__Task description__. Repeat the records exactly. Every line must match.

__Task material__.
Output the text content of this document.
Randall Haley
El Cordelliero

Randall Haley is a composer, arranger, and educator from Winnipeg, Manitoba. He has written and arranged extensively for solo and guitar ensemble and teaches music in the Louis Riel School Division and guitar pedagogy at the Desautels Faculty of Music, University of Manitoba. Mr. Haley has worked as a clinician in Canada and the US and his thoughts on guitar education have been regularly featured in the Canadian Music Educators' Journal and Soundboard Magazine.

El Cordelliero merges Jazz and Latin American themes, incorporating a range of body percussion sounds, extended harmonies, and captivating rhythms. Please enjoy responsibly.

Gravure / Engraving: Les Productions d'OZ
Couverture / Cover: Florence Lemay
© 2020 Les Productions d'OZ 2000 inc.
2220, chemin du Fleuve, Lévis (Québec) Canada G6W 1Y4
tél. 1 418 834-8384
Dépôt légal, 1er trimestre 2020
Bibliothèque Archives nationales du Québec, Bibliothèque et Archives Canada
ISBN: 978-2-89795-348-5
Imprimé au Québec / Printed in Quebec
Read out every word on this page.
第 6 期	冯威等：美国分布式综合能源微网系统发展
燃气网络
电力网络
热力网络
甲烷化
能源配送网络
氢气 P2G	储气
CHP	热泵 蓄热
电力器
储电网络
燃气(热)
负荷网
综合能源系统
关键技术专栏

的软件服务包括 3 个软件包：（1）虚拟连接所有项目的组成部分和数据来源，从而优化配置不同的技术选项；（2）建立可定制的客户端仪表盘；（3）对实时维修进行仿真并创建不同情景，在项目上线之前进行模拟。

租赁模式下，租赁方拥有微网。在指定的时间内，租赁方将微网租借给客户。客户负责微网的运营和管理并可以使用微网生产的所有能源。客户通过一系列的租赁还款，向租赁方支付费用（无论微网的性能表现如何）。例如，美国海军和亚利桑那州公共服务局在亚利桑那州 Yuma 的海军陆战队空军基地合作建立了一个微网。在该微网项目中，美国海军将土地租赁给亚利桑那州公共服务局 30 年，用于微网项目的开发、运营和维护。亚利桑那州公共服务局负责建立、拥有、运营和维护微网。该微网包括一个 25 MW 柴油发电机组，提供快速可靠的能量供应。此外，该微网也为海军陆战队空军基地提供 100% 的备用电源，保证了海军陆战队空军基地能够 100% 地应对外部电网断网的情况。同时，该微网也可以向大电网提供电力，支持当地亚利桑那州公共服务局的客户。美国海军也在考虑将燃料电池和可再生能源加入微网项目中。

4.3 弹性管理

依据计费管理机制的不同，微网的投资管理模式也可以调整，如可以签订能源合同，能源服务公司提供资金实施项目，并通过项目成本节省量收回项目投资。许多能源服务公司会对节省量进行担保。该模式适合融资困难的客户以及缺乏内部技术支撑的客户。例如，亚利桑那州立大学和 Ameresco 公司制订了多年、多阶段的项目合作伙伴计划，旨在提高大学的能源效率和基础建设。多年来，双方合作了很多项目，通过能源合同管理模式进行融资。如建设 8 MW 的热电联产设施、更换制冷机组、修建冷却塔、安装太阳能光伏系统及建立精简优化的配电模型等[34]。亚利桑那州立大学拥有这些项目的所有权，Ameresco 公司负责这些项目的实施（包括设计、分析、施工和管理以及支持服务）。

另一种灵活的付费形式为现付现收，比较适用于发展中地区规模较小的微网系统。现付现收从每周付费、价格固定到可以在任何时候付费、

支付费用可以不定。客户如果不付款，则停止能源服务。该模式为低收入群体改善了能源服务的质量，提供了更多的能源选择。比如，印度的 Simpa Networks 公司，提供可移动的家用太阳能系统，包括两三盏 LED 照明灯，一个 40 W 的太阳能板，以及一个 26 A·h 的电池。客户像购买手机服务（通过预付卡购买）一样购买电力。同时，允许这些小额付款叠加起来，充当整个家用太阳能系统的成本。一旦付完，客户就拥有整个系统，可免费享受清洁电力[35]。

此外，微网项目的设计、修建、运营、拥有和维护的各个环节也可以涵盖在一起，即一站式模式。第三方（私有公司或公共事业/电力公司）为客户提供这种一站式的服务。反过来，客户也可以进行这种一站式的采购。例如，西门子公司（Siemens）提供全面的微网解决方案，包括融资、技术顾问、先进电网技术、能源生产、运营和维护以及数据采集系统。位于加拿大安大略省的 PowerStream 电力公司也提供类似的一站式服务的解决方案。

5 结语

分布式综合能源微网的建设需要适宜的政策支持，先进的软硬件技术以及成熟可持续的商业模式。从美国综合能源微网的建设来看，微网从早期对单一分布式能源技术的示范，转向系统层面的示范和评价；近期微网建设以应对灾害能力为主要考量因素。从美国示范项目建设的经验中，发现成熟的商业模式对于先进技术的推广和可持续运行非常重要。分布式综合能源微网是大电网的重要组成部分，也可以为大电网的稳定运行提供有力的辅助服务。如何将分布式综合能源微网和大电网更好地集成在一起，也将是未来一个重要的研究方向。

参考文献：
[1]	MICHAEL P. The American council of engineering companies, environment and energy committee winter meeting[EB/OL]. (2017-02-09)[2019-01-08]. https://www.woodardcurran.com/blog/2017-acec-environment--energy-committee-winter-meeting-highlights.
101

__Output of the task__.
Output the text content of this document.
Randall Haley
El Cordelliero

Randall Haley is a composer, arranger, and educator from Winnipeg, Manitoba. He has written and arranged extensively for solo and guitar ensemble and teaches music in the Louis Riel School Division and guitar pedagogy at the Desautels Faculty of Music, University of Manitoba. Mr. Haley has worked as a clinician in Canada and the US and his thoughts on guitar education have been regularly featured in the Canadian Music Educators' Journal and Soundboard Magazine.

El Cordelliero merges Jazz and Latin American themes, incorporating a range of body percussion sounds, extended harmonies, and captivating rhythms. Please enjoy responsibly.

Gravure / Engraving: Les Productions d'OZ
Couverture / Cover: Florence Lemay
© 2020 Les Productions d'OZ 2000 inc.
2220, chemin du Fleuve, Lévis (Québec) Canada G6W 1Y4
tél. 1 418 834-8384
Dépôt légal, 1er trimestre 2020
Bibliothèque Archives nationales du Québec, Bibliothèque et Archives Canada
ISBN: 978-2-89795-348-5
Imprimé au Québec / Printed in Quebec
Read out every word on this page.
第 6 期	冯威等：美国分布式综合能源微网系统发展
燃气网络
电力网络
热力网络
甲烷化
能源配送网络
氢气 P2G	储气
CHP	热泵 蓄热
电力器
储电网络
燃气(热)
负荷网
综合能源系统
关键技术专栏

的软件服务包括 3 个软件包：（1）虚拟连接所有项目的组成部分和数据来源，从而优化配置不同的技术选项；（2）建立可定制的客户端仪表盘；（3）对实时维修进行仿真并创建不同情景，在项目上线之前进行模拟。

租赁模式下，租赁方拥有微网。在指定的时间内，租赁方将微网租借给客户。客户负责微网的运营和管理并可以使用微网生产的所有能源。客户通过一系列的租赁还款，向租赁方支付费用（无论微网的性能表现如何）。例如，美国海军和亚利桑那州公共服务局在亚利桑那州 Yuma 的海军陆战队空军基地合作建立了一个微网。在该微网项目中，美国海军将土地租赁给亚利桑那州公共服务局 30 年，用于微网项目的开发、运营和维护。亚利桑那州公共服务局负责建立、拥有、运营和维护微网。该微网包括一个 25 MW 柴油发电机组，提供快速可靠的能量供应。此外，该微网也为海军陆战队空军基地提供 100% 的备用电源，保证了海军陆战队空军基地能够 100% 地应对外部电网断网的情况。同时，该微网也可以向大电网提供电力，支持当地亚利桑那州公共服务局的客户。美国海军也在考虑将燃料电池和可再生能源加入微网项目中。

4.3 弹性管理

依据计费管理机制的不同，微网的投资管理模式也可以调整，如可以签订能源合同，能源服务公司提供资金实施项目，并通过项目成本节省量收回项目投资。许多能源服务公司会对节省量进行担保。该模式适合融资困难的客户以及缺乏内部技术支撑的客户。例如，亚利桑那州立大学和 Ameresco 公司制订了多年、多阶段的项目合作伙伴计划，旨在提高大学的能源效率和基础建设。多年来，双方合作了很多项目，通过能源合同管理模式进行融资。如建设 8 MW 的热电联产设施、更换制冷机组、修建冷却塔、安装太阳能光伏系统及建立精简优化的配电模型等[34]。亚利桑那州立大学拥有这些项目的所有权，Ameresco 公司负责这些项目的实施（包括设计、分析、施工和管理以及支持服务）。

另一种灵活的付费形式为现付现收，比较适用于发展中地区规模较小的微网系统。现付现收从每周付费、价格固定到可以在任何时候付费、

支付费用可以不定。客户如果不付款，则停止能源服务。该模式为低收入群体改善了能源服务的质量，提供了更多的能源选择。比如，印度的 Simpa Networks 公司，提供可移动的家用太阳能系统，包括两三盏 LED 照明灯，一个 40 W 的太阳能板，以及一个 26 A·h 的电池。客户像购买手机服务（通过预付卡购买）一样购买电力。同时，允许这些小额付款叠加起来，充当整个家用太阳能系统的成本。一旦付完，客户就拥有整个系统，可免费享受清洁电力[35]。

此外，微网项目的设计、修建、运营、拥有和维护的各个环节也可以涵盖在一起，即一站式模式。第三方（私有公司或公共事业/电力公司）为客户提供这种一站式的服务。反过来，客户也可以进行这种一站式的采购。例如，西门子公司（Siemens）提供全面的微网解决方案，包括融资、技术顾问、先进电网技术、能源生产、运营和维护以及数据采集系统。位于加拿大安大略省的 PowerStream 电力公司也提供类似的一站式服务的解决方案。

5 结语

分布式综合能源微网的建设需要适宜的政策支持，先进的软硬件技术以及成熟可持续的商业模式。从美国综合能源微网的建设来看，微网从早期对单一分布式能源技术的示范，转向系统层面的示范和评价；近期微网建设以应对灾害能力为主要考量因素。从美国示范项目建设的经验中，发现成熟的商业模式对于先进技术的推广和可持续运行非常重要。分布式综合能源微网是大电网的重要组成部分，也可以为大电网的稳定运行提供有力的辅助服务。如何将分布式综合能源微网和大电网更好地集成在一起，也将是未来一个重要的研究方向。

参考文献：
[1]	MICHAEL P. The American council of engineering companies, environment and energy committee winter meeting[EB/OL]. (2017-02-09)[2019-01-08]. https://www.woodardcurran.com/blog/2017-acec-environment--energy-committee-winter-meeting-highlights.
101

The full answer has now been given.